[Some records]
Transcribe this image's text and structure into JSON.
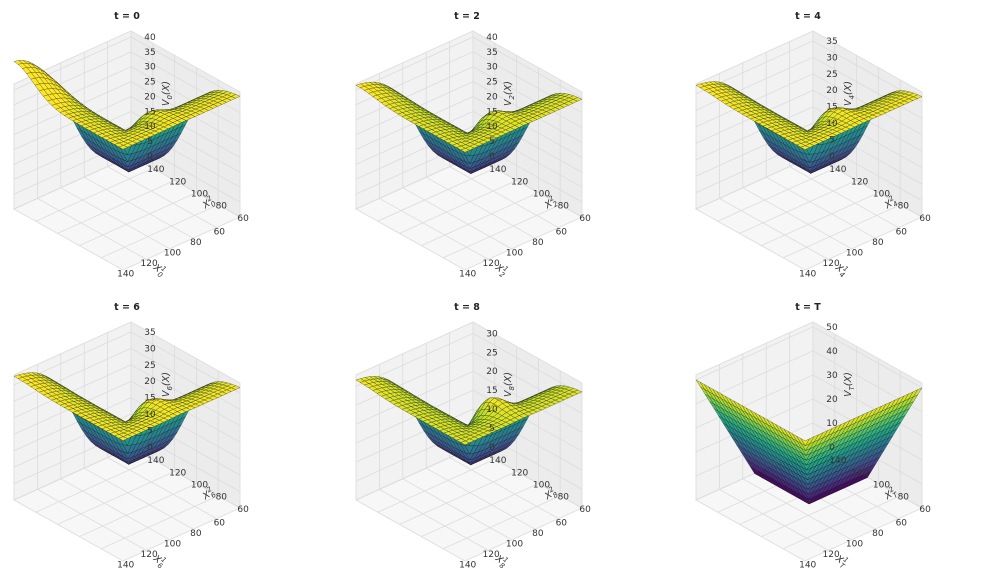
{
  "chart_data": [
    {
      "type": "surface3d",
      "title": "t = 0",
      "xlabel": "X_0^1",
      "ylabel": "X_0^2",
      "zlabel": "V_0(X)",
      "x_ticks": [
        "140",
        "120",
        "100",
        "80",
        "60"
      ],
      "y_ticks": [
        "60",
        "80",
        "100",
        "120",
        "140"
      ],
      "z_ticks": [
        "0",
        "5",
        "10",
        "15",
        "20",
        "25",
        "30",
        "35",
        "40"
      ],
      "xlim": [
        50,
        150
      ],
      "ylim": [
        50,
        150
      ],
      "zlim": [
        0,
        42
      ],
      "surface": {
        "near_max": 41,
        "far_min": 9,
        "floor": 0.5,
        "bump": 3
      },
      "colormap": "viridis"
    },
    {
      "type": "surface3d",
      "title": "t = 2",
      "xlabel": "X_2^1",
      "ylabel": "X_2^2",
      "zlabel": "V_2(X)",
      "x_ticks": [
        "140",
        "120",
        "100",
        "80",
        "60"
      ],
      "y_ticks": [
        "60",
        "80",
        "100",
        "120",
        "140"
      ],
      "z_ticks": [
        "0",
        "5",
        "10",
        "15",
        "20",
        "25",
        "30",
        "35",
        "40"
      ],
      "xlim": [
        50,
        150
      ],
      "ylim": [
        50,
        150
      ],
      "zlim": [
        0,
        42
      ],
      "surface": {
        "near_max": 40,
        "far_min": 2,
        "floor": 0,
        "bump": 4
      },
      "colormap": "viridis"
    },
    {
      "type": "surface3d",
      "title": "t = 4",
      "xlabel": "X_4^1",
      "ylabel": "X_4^2",
      "zlabel": "V_4(X)",
      "x_ticks": [
        "140",
        "120",
        "100",
        "80",
        "60"
      ],
      "y_ticks": [
        "60",
        "80",
        "100",
        "120",
        "140"
      ],
      "z_ticks": [
        "0",
        "5",
        "10",
        "15",
        "20",
        "25",
        "30",
        "35"
      ],
      "xlim": [
        50,
        150
      ],
      "ylim": [
        50,
        150
      ],
      "zlim": [
        0,
        38
      ],
      "surface": {
        "near_max": 37,
        "far_min": 1,
        "floor": 0,
        "bump": 4
      },
      "colormap": "viridis"
    },
    {
      "type": "surface3d",
      "title": "t = 6",
      "xlabel": "X_6^1",
      "ylabel": "X_6^2",
      "zlabel": "V_6(X)",
      "x_ticks": [
        "140",
        "120",
        "100",
        "80",
        "60"
      ],
      "y_ticks": [
        "60",
        "80",
        "100",
        "120",
        "140"
      ],
      "z_ticks": [
        "0",
        "5",
        "10",
        "15",
        "20",
        "25",
        "30",
        "35"
      ],
      "xlim": [
        50,
        150
      ],
      "ylim": [
        50,
        150
      ],
      "zlim": [
        0,
        38
      ],
      "surface": {
        "near_max": 37,
        "far_min": 1,
        "floor": 0,
        "bump": 4
      },
      "colormap": "viridis"
    },
    {
      "type": "surface3d",
      "title": "t = 8",
      "xlabel": "X_8^1",
      "ylabel": "X_8^2",
      "zlabel": "V_8(X)",
      "x_ticks": [
        "140",
        "120",
        "100",
        "80",
        "60"
      ],
      "y_ticks": [
        "60",
        "80",
        "100",
        "120",
        "140"
      ],
      "z_ticks": [
        "0",
        "5",
        "10",
        "15",
        "20",
        "25",
        "30"
      ],
      "xlim": [
        50,
        150
      ],
      "ylim": [
        50,
        150
      ],
      "zlim": [
        0,
        33
      ],
      "surface": {
        "near_max": 31,
        "far_min": 1,
        "floor": 0,
        "bump": 5
      },
      "colormap": "viridis"
    },
    {
      "type": "surface3d",
      "title": "t = T",
      "xlabel": "X_T^1",
      "ylabel": "X_T^2",
      "zlabel": "V_T(X)",
      "x_ticks": [
        "140",
        "120",
        "100",
        "80",
        "60"
      ],
      "y_ticks": [
        "60",
        "80",
        "100",
        "120",
        "140"
      ],
      "z_ticks": [
        "0",
        "10",
        "20",
        "30",
        "40",
        "50"
      ],
      "xlim": [
        50,
        150
      ],
      "ylim": [
        50,
        150
      ],
      "zlim": [
        0,
        52
      ],
      "surface": {
        "payoff": "max(max(X1,X2) - 100, 0)"
      },
      "colormap": "viridis"
    }
  ]
}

## PROMPT
Copy the whole of the material above exactly, but not its images.

## RESPONSE TO THE EXERCISE
Transcribe this image's text and structure into JSON.
{
  "chart_data": [
    {
      "type": "surface3d",
      "title": "t = 0",
      "xlabel": "X_0^1",
      "ylabel": "X_0^2",
      "zlabel": "V_0(X)",
      "x_ticks": [
        "140",
        "120",
        "100",
        "80",
        "60"
      ],
      "y_ticks": [
        "60",
        "80",
        "100",
        "120",
        "140"
      ],
      "z_ticks": [
        "0",
        "5",
        "10",
        "15",
        "20",
        "25",
        "30",
        "35",
        "40"
      ],
      "xlim": [
        50,
        150
      ],
      "ylim": [
        50,
        150
      ],
      "zlim": [
        0,
        42
      ],
      "surface": {
        "near_max": 41,
        "far_min": 9,
        "floor": 0.5,
        "bump": 3
      },
      "colormap": "viridis"
    },
    {
      "type": "surface3d",
      "title": "t = 2",
      "xlabel": "X_2^1",
      "ylabel": "X_2^2",
      "zlabel": "V_2(X)",
      "x_ticks": [
        "140",
        "120",
        "100",
        "80",
        "60"
      ],
      "y_ticks": [
        "60",
        "80",
        "100",
        "120",
        "140"
      ],
      "z_ticks": [
        "0",
        "5",
        "10",
        "15",
        "20",
        "25",
        "30",
        "35",
        "40"
      ],
      "xlim": [
        50,
        150
      ],
      "ylim": [
        50,
        150
      ],
      "zlim": [
        0,
        42
      ],
      "surface": {
        "near_max": 40,
        "far_min": 2,
        "floor": 0,
        "bump": 4
      },
      "colormap": "viridis"
    },
    {
      "type": "surface3d",
      "title": "t = 4",
      "xlabel": "X_4^1",
      "ylabel": "X_4^2",
      "zlabel": "V_4(X)",
      "x_ticks": [
        "140",
        "120",
        "100",
        "80",
        "60"
      ],
      "y_ticks": [
        "60",
        "80",
        "100",
        "120",
        "140"
      ],
      "z_ticks": [
        "0",
        "5",
        "10",
        "15",
        "20",
        "25",
        "30",
        "35"
      ],
      "xlim": [
        50,
        150
      ],
      "ylim": [
        50,
        150
      ],
      "zlim": [
        0,
        38
      ],
      "surface": {
        "near_max": 37,
        "far_min": 1,
        "floor": 0,
        "bump": 4
      },
      "colormap": "viridis"
    },
    {
      "type": "surface3d",
      "title": "t = 6",
      "xlabel": "X_6^1",
      "ylabel": "X_6^2",
      "zlabel": "V_6(X)",
      "x_ticks": [
        "140",
        "120",
        "100",
        "80",
        "60"
      ],
      "y_ticks": [
        "60",
        "80",
        "100",
        "120",
        "140"
      ],
      "z_ticks": [
        "0",
        "5",
        "10",
        "15",
        "20",
        "25",
        "30",
        "35"
      ],
      "xlim": [
        50,
        150
      ],
      "ylim": [
        50,
        150
      ],
      "zlim": [
        0,
        38
      ],
      "surface": {
        "near_max": 37,
        "far_min": 1,
        "floor": 0,
        "bump": 4
      },
      "colormap": "viridis"
    },
    {
      "type": "surface3d",
      "title": "t = 8",
      "xlabel": "X_8^1",
      "ylabel": "X_8^2",
      "zlabel": "V_8(X)",
      "x_ticks": [
        "140",
        "120",
        "100",
        "80",
        "60"
      ],
      "y_ticks": [
        "60",
        "80",
        "100",
        "120",
        "140"
      ],
      "z_ticks": [
        "0",
        "5",
        "10",
        "15",
        "20",
        "25",
        "30"
      ],
      "xlim": [
        50,
        150
      ],
      "ylim": [
        50,
        150
      ],
      "zlim": [
        0,
        33
      ],
      "surface": {
        "near_max": 31,
        "far_min": 1,
        "floor": 0,
        "bump": 5
      },
      "colormap": "viridis"
    },
    {
      "type": "surface3d",
      "title": "t = T",
      "xlabel": "X_T^1",
      "ylabel": "X_T^2",
      "zlabel": "V_T(X)",
      "x_ticks": [
        "140",
        "120",
        "100",
        "80",
        "60"
      ],
      "y_ticks": [
        "60",
        "80",
        "100",
        "120",
        "140"
      ],
      "z_ticks": [
        "0",
        "10",
        "20",
        "30",
        "40",
        "50"
      ],
      "xlim": [
        50,
        150
      ],
      "ylim": [
        50,
        150
      ],
      "zlim": [
        0,
        52
      ],
      "surface": {
        "payoff": "max(max(X1,X2) - 100, 0)"
      },
      "colormap": "viridis"
    }
  ]
}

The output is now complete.